> [Figure dataset records]:

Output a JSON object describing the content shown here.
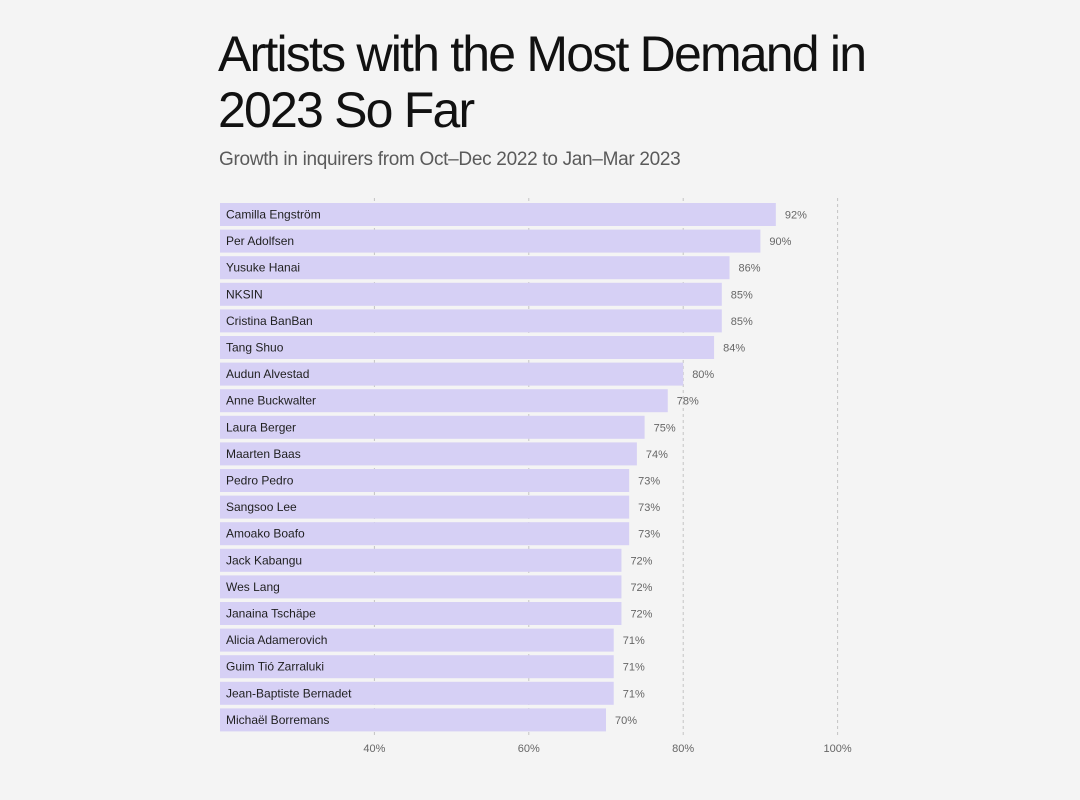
{
  "chart_data": {
    "type": "bar",
    "orientation": "horizontal",
    "title": "Artists with the Most Demand in 2023 So Far",
    "subtitle": "Growth in inquirers from Oct–Dec 2022 to Jan–Mar 2023",
    "categories": [
      "Camilla Engström",
      "Per Adolfsen",
      "Yusuke Hanai",
      "NKSIN",
      "Cristina BanBan",
      "Tang Shuo",
      "Audun Alvestad",
      "Anne Buckwalter",
      "Laura Berger",
      "Maarten Baas",
      "Pedro Pedro",
      "Sangsoo Lee",
      "Amoako Boafo",
      "Jack Kabangu",
      "Wes Lang",
      "Janaina Tschäpe",
      "Alicia Adamerovich",
      "Guim Tió Zarraluki",
      "Jean-Baptiste Bernadet",
      "Michaël Borremans"
    ],
    "values": [
      92,
      90,
      86,
      85,
      85,
      84,
      80,
      78,
      75,
      74,
      73,
      73,
      73,
      72,
      72,
      72,
      71,
      71,
      71,
      70
    ],
    "value_labels": [
      "92%",
      "90%",
      "86%",
      "85%",
      "85%",
      "84%",
      "80%",
      "78%",
      "75%",
      "74%",
      "73%",
      "73%",
      "73%",
      "72%",
      "72%",
      "72%",
      "71%",
      "71%",
      "71%",
      "70%"
    ],
    "xlim": [
      20,
      100
    ],
    "xticks": [
      40,
      60,
      80,
      100
    ],
    "xtick_labels": [
      "40%",
      "60%",
      "80%",
      "100%"
    ],
    "grid": "vertical dashed",
    "bar_color": "#d6d0f5",
    "xlabel": "",
    "ylabel": ""
  }
}
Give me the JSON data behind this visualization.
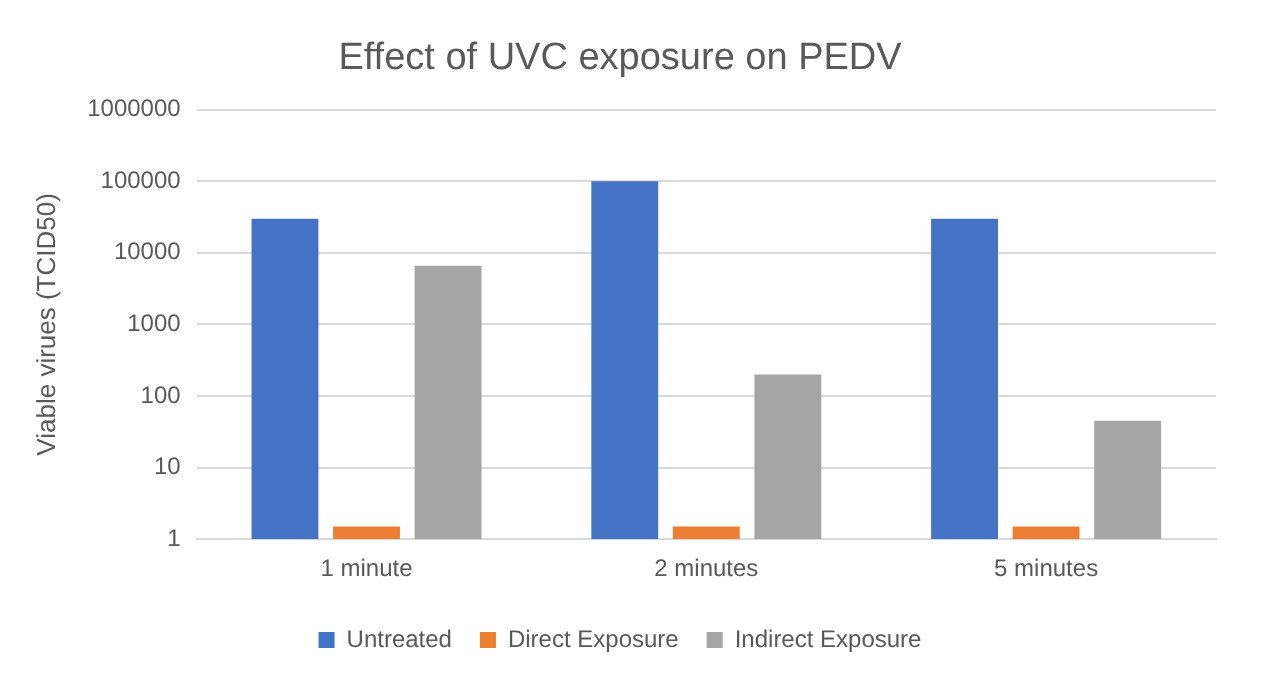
{
  "chart_data": {
    "type": "bar",
    "title": "Effect of UVC exposure on PEDV",
    "ylabel": "Viable virues (TCID50)",
    "categories": [
      "1 minute",
      "2 minutes",
      "5 minutes"
    ],
    "series": [
      {
        "name": "Untreated",
        "color": "#4472c4",
        "values": [
          30000,
          100000,
          30000
        ]
      },
      {
        "name": "Direct Exposure",
        "color": "#ed7d31",
        "values": [
          1.5,
          1.5,
          1.5
        ]
      },
      {
        "name": "Indirect Exposure",
        "color": "#a5a5a5",
        "values": [
          6600,
          200,
          45
        ]
      }
    ],
    "log": "y",
    "ylim": [
      1,
      1000000
    ],
    "yticks": [
      1,
      10,
      100,
      1000,
      10000,
      100000,
      1000000
    ],
    "grid": "y",
    "legend": "bottom"
  }
}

> [WHAT YOU WILL DO]:
Copy everything in the records above except the pictures, exactly as written.

> [CORRECT ANSWER]:
Output a JSON object describing the content shown here.
{
  "chart_data": {
    "type": "bar",
    "orientation": "horizontal",
    "title": "Artists with the Most Demand in 2023 So Far",
    "subtitle": "Growth in inquirers from Oct–Dec 2022 to Jan–Mar 2023",
    "categories": [
      "Camilla Engström",
      "Per Adolfsen",
      "Yusuke Hanai",
      "NKSIN",
      "Cristina BanBan",
      "Tang Shuo",
      "Audun Alvestad",
      "Anne Buckwalter",
      "Laura Berger",
      "Maarten Baas",
      "Pedro Pedro",
      "Sangsoo Lee",
      "Amoako Boafo",
      "Jack Kabangu",
      "Wes Lang",
      "Janaina Tschäpe",
      "Alicia Adamerovich",
      "Guim Tió Zarraluki",
      "Jean-Baptiste Bernadet",
      "Michaël Borremans"
    ],
    "values": [
      92,
      90,
      86,
      85,
      85,
      84,
      80,
      78,
      75,
      74,
      73,
      73,
      73,
      72,
      72,
      72,
      71,
      71,
      71,
      70
    ],
    "value_labels": [
      "92%",
      "90%",
      "86%",
      "85%",
      "85%",
      "84%",
      "80%",
      "78%",
      "75%",
      "74%",
      "73%",
      "73%",
      "73%",
      "72%",
      "72%",
      "72%",
      "71%",
      "71%",
      "71%",
      "70%"
    ],
    "xlim": [
      20,
      100
    ],
    "xticks": [
      40,
      60,
      80,
      100
    ],
    "xtick_labels": [
      "40%",
      "60%",
      "80%",
      "100%"
    ],
    "grid": "vertical dashed",
    "bar_color": "#d6d0f5",
    "xlabel": "",
    "ylabel": ""
  }
}
Give me the JSON data behind this visualization.
{
  "chart_data": {
    "type": "bar",
    "title": "Effect of UVC exposure on PEDV",
    "ylabel": "Viable virues (TCID50)",
    "categories": [
      "1 minute",
      "2 minutes",
      "5 minutes"
    ],
    "series": [
      {
        "name": "Untreated",
        "color": "#4472c4",
        "values": [
          30000,
          100000,
          30000
        ]
      },
      {
        "name": "Direct Exposure",
        "color": "#ed7d31",
        "values": [
          1.5,
          1.5,
          1.5
        ]
      },
      {
        "name": "Indirect Exposure",
        "color": "#a5a5a5",
        "values": [
          6600,
          200,
          45
        ]
      }
    ],
    "log": "y",
    "ylim": [
      1,
      1000000
    ],
    "yticks": [
      1,
      10,
      100,
      1000,
      10000,
      100000,
      1000000
    ],
    "grid": "y",
    "legend": "bottom"
  }
}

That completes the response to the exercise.